START RECORDS FOR THIS TASK

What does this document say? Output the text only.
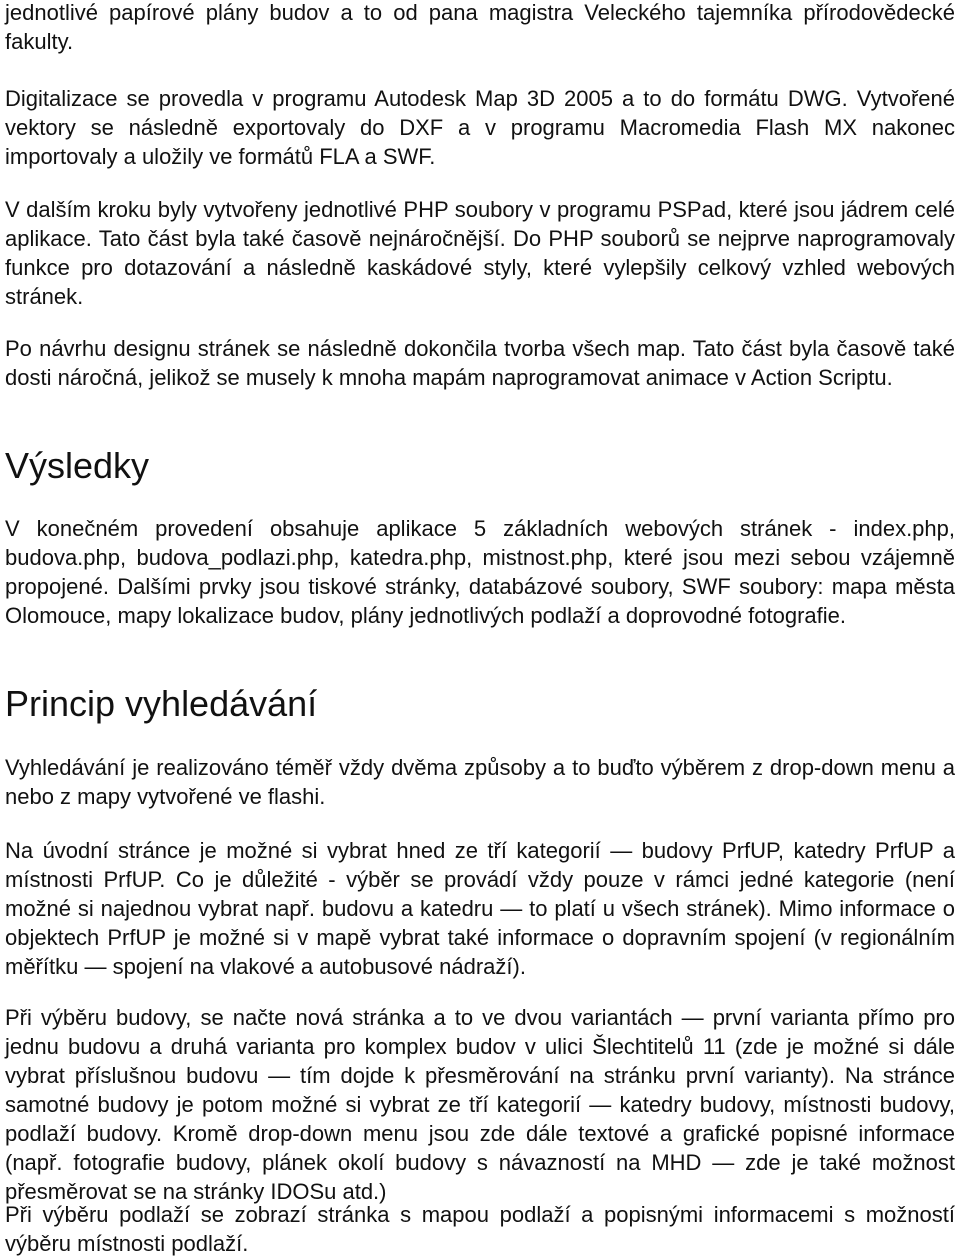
jednotlivé papírové plány budov a to od pana magistra Veleckého tajemníka přírodovědecké fakulty.

Digitalizace se provedla v programu Autodesk Map 3D 2005 a to do formátu DWG. Vytvořené vektory se následně exportovaly do DXF a v programu Macromedia Flash MX nakonec importovaly a uložily ve formátů FLA a SWF.

V dalším kroku byly vytvořeny jednotlivé PHP soubory v programu PSPad, které jsou jádrem celé aplikace. Tato část byla také časově nejnáročnější. Do PHP souborů se nejprve naprogramovaly funkce pro dotazování a následně kaskádové styly, které vylepšily celkový vzhled webových stránek.

Po návrhu designu stránek se následně dokončila tvorba všech map. Tato část byla časově také dosti náročná, jelikož se musely k mnoha mapám naprogramovat animace v Action Scriptu.

Výsledky

V konečném provedení obsahuje aplikace 5 základních webových stránek - index.php, budova.php, budova_podlazi.php, katedra.php, mistnost.php, které jsou mezi sebou vzájemně propojené. Dalšími prvky jsou tiskové stránky, databázové soubory, SWF soubory: mapa města Olomouce, mapy lokalizace budov, plány jednotlivých podlaží a doprovodné fotografie.

Princip vyhledávání

Vyhledávání je realizováno téměř vždy dvěma způsoby a to buďto výběrem z drop-down menu a nebo z mapy vytvořené ve flashi.

Na úvodní stránce je možné si vybrat hned ze tří kategorií — budovy PrfUP, katedry PrfUP a místnosti PrfUP. Co je důležité - výběr se provádí vždy pouze v rámci jedné kategorie (není možné si najednou vybrat např. budovu a katedru — to platí u všech stránek). Mimo informace o objektech PrfUP je možné si v mapě vybrat také informace o dopravním spojení (v regionálním měřítku — spojení na vlakové a autobusové nádraží).

Při výběru budovy, se načte nová stránka a to ve dvou variantách — první varianta přímo pro jednu budovu a druhá varianta pro komplex budov v ulici Šlechtitelů 11 (zde je možné si dále vybrat příslušnou budovu — tím dojde k přesměrování na stránku první varianty). Na stránce samotné budovy je potom možné si vybrat ze tří kategorií — katedry budovy, místnosti budovy, podlaží budovy. Kromě drop-down menu jsou zde dále textové a grafické popisné informace (např. fotografie budovy, plánek okolí budovy s návazností na MHD — zde je také možnost přesměrovat se na stránky IDOSu atd.)

Při výběru podlaží se zobrazí stránka s mapou podlaží a popisnými informacemi s možností výběru místnosti podlaží.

END RECORDS FOR THIS TASK

*TASK REQUIREMENTS:* Filter the entries down to the lines containing "stránky". Copy each of those lines.

*SOLVED PROBLEM:*
V konečném provedení obsahuje aplikace 5 základních webových stránek - index.php, budova.php, budova_podlazi.php, katedra.php, mistnost.php, které jsou mezi sebou vzájemně propojené. Dalšími prvky jsou tiskové stránky, databázové soubory, SWF soubory: mapa města Olomouce, mapy lokalizace budov, plány jednotlivých podlaží a doprovodné fotografie.
Při výběru budovy, se načte nová stránka a to ve dvou variantách — první varianta přímo pro jednu budovu a druhá varianta pro komplex budov v ulici Šlechtitelů 11 (zde je možné si dále vybrat příslušnou budovu — tím dojde k přesměrování na stránku první varianty). Na stránce samotné budovy je potom možné si vybrat ze tří kategorií — katedry budovy, místnosti budovy, podlaží budovy. Kromě drop-down menu jsou zde dále textové a grafické popisné informace (např. fotografie budovy, plánek okolí budovy s návazností na MHD — zde je také možnost přesměrovat se na stránky IDOSu atd.)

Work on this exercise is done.